Publicado 02/06/2026 10:16

Magyar afirma que o acordo com a Ucrânia sobre a minoria húngara "está prestes" a ser concluído

VIENA, 21 de maio de 2026  -- O primeiro-ministro húngaro, Peter Magyar, discursa em uma coletiva de imprensa em Viena, na Áustria, em 21 de maio de 2026. A Áustria e a Hungria concordaram nesta quinta-feira em aprofundar a cooperação no âmbito da União E
Europa Press/Contacto/He Canling

MADRID 2 jun. (EUROPA PRESS) -

O primeiro-ministro da Hungria, Péter Magyar, afirmou nesta terça-feira que o acordo com a Ucrânia sobre os direitos linguísticos da minoria húngara "está prestes" a ser concluído, uma questão que ele colocou como condição prévia para um eventual encontro com o presidente daquele país, Volodimir Zelenski.

“Os húngaros que vivem na Ucrânia não pedem nada além de direitos fundamentais. Não há necessidade de fazer alarde, porque o acordo está próximo”, anunciou o primeiro-ministro húngaro em uma coletiva de imprensa conjunta com o chanceler alemão, Friedrich Merz, por ocasião de sua visita oficial a Berlim, segundo informa a Telex.

Magyar destacou que é fundamental resolver essa questão, em aberto desde a última década, e que vem dificultando ainda mais as relações já complicadas entre Kiev e Budapeste, que espera abrir um novo capítulo com a chegada de suas novas autoridades após os anos de Viktor Orbán.

Há alguns dias, Magyar adiantou que Budapeste e Kiev já haviam estabelecido os primeiros contatos de caráter técnico para abordar a situação dos direitos dos 100 mil húngaros que vivem na Ucrânia, especialmente na região da Transcarpátia.

Por sua vez, Merz demonstrou compreensão pelo fato de Budapeste “precisar esclarecer questões bilaterais” com a Ucrânia, como os direitos da minoria húngara, mas ressaltou que esse motivo não pode ser usado para bloquear o apoio a Kiev diante da guerra iniciada pela Rússia, um dos grandes consensos europeus que até agora Orbán desafiava.

“Isso não pode ser feito às custas do apoio europeu, nem pode nos desviar do objetivo de iniciar oficialmente as negociações de adesão com a Ucrânia”, afirmou o chanceler alemão.

§ **Material apresentado**

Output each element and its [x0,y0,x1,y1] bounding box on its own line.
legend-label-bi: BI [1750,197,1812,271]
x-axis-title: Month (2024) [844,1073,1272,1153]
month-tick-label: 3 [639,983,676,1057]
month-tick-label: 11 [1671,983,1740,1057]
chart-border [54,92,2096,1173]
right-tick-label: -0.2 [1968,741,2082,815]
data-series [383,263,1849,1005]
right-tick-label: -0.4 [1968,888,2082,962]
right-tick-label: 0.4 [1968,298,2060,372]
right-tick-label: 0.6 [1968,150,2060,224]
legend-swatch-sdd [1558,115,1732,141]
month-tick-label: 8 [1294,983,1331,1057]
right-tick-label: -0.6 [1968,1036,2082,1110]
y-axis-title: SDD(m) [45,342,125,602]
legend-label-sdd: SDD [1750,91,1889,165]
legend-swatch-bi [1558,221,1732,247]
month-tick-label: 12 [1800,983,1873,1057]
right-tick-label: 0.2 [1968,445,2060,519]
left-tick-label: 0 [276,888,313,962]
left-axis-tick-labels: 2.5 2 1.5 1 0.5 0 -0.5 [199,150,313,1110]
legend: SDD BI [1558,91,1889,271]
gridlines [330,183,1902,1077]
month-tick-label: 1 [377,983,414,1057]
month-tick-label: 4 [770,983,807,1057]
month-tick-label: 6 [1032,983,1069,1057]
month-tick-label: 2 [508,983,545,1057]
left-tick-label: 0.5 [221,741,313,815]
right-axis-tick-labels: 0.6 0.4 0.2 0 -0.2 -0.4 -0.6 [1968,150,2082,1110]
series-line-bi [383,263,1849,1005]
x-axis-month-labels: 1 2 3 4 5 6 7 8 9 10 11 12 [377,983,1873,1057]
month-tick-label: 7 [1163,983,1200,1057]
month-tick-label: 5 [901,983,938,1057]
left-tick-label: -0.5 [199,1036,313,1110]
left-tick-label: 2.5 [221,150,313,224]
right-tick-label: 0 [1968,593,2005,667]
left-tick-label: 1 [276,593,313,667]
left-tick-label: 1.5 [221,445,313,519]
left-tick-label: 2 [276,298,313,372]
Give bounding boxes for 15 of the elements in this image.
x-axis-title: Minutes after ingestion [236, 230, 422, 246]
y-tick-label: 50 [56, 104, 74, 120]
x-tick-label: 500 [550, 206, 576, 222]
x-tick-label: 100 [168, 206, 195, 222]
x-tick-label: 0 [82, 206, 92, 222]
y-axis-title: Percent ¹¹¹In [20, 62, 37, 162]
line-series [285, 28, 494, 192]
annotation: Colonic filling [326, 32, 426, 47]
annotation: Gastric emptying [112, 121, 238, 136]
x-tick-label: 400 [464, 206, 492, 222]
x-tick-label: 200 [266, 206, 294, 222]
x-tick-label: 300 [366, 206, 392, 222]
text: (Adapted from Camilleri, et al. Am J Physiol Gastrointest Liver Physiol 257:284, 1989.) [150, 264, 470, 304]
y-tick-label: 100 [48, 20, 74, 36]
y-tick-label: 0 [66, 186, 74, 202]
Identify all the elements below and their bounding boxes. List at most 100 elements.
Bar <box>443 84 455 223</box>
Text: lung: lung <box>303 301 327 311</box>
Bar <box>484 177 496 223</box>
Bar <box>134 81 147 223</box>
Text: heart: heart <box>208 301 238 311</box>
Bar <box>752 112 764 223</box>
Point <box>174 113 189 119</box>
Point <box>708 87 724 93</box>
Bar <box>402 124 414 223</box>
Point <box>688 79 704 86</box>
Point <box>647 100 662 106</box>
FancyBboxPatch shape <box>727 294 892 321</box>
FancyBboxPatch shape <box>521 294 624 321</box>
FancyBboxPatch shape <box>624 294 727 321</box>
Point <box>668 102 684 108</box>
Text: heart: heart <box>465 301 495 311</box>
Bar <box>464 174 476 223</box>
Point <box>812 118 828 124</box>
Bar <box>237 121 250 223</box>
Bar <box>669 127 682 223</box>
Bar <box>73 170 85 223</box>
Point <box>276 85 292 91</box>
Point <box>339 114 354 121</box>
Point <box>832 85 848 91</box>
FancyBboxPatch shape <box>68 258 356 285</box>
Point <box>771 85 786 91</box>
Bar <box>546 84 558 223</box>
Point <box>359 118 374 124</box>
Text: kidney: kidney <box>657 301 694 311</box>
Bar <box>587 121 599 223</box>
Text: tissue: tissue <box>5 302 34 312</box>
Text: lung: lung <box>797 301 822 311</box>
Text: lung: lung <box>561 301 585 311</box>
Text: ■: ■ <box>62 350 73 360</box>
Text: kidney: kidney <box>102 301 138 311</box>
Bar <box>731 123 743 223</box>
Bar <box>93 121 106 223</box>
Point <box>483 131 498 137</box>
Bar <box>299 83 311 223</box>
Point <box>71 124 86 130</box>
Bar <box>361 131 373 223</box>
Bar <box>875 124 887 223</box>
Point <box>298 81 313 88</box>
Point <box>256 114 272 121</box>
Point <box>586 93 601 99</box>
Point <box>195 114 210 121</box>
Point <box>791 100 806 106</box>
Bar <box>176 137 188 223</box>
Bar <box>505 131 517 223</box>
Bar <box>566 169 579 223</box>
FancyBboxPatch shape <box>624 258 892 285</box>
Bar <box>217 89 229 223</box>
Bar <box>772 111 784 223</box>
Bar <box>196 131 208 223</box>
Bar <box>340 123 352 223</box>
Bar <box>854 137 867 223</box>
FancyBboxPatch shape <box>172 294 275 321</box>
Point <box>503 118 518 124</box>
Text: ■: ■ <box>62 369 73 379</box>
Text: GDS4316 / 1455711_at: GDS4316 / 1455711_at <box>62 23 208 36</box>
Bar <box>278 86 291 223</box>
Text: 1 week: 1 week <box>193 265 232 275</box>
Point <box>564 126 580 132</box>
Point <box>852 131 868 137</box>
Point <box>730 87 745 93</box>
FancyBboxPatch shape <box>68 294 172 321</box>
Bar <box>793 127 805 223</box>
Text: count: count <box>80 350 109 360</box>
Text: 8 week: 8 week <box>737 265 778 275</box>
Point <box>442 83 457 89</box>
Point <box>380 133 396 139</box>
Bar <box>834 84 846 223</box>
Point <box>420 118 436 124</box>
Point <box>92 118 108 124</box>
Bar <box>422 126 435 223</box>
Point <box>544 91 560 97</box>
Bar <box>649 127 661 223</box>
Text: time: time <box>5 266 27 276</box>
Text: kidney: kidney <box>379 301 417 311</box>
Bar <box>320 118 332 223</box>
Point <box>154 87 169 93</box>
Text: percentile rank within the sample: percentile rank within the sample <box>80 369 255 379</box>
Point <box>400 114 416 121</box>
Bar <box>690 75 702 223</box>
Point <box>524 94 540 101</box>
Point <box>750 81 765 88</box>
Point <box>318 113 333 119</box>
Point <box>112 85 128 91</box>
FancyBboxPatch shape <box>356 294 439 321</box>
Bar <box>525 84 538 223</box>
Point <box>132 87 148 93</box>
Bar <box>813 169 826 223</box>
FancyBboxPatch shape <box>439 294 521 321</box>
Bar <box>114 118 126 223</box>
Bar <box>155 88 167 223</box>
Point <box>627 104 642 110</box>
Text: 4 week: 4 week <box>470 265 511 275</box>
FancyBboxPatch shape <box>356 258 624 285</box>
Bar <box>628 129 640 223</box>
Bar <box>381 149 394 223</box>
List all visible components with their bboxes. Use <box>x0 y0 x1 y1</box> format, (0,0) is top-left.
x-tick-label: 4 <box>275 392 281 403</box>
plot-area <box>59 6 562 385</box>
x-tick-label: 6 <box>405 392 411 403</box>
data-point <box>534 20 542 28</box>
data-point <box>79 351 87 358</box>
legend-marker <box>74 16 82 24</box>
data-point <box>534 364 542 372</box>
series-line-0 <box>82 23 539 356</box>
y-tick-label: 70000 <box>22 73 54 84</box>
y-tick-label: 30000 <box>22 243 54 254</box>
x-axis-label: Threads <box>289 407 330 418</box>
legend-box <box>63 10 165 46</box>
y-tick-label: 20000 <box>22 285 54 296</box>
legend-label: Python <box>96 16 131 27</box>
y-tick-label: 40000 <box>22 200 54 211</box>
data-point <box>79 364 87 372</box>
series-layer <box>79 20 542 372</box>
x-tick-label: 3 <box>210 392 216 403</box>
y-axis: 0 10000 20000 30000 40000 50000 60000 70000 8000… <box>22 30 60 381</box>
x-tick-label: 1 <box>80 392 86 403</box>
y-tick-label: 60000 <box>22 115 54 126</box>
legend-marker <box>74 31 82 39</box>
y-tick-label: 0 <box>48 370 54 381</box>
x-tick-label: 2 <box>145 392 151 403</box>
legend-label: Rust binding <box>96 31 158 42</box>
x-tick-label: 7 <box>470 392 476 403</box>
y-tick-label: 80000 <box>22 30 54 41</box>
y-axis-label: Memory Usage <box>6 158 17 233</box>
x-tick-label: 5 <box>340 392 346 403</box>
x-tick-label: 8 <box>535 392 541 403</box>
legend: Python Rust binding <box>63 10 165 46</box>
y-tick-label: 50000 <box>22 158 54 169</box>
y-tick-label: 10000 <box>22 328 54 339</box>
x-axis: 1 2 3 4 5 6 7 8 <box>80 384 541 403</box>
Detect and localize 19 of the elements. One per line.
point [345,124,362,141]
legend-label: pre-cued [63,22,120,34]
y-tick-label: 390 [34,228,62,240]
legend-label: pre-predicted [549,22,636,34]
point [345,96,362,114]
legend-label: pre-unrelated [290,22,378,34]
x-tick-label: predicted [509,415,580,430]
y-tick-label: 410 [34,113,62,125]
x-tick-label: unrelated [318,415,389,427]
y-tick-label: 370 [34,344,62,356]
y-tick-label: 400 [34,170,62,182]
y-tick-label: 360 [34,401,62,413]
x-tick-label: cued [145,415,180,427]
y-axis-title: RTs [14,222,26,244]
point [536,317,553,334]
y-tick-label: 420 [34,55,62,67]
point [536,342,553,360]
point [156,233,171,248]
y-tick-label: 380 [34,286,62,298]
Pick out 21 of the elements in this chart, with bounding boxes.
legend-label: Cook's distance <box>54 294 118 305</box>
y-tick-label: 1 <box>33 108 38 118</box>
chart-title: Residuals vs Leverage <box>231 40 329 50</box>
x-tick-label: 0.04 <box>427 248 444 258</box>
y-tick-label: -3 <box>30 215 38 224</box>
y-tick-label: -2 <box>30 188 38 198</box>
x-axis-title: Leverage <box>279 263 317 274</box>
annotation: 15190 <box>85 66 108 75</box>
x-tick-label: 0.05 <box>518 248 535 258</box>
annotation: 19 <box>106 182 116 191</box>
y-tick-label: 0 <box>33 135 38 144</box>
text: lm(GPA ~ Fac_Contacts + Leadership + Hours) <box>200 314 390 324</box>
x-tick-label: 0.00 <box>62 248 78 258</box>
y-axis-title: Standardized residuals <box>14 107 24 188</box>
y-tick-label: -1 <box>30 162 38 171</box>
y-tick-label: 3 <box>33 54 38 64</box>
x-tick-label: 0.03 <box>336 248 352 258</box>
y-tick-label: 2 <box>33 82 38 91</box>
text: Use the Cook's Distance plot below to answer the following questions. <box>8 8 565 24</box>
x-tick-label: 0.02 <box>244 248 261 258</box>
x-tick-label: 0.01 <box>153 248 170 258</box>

§ **Objetivo do exercício**
Traduza para o inglês esta frase do texto sobre o acordo da Hungria com a Ucrânia: "Há alguns dias, Magyar adiantou que Budapeste e Kiev já haviam estabelecido os primeiros contatos de caráter técnico para abordar a situação dos direitos dos 100 mil húngaros que vivem na Ucrânia, especialmente na região da Transcarpátia." Os itens não são necessários para resolver o exercício.

§ **Resposta do problema**
A few days ago, Magyar said that Budapest and Kyiv had already made initial technical contacts to address the situation of the rights of the 100,000 Hungarians living in Ukraine, especially in the Transcarpathia region.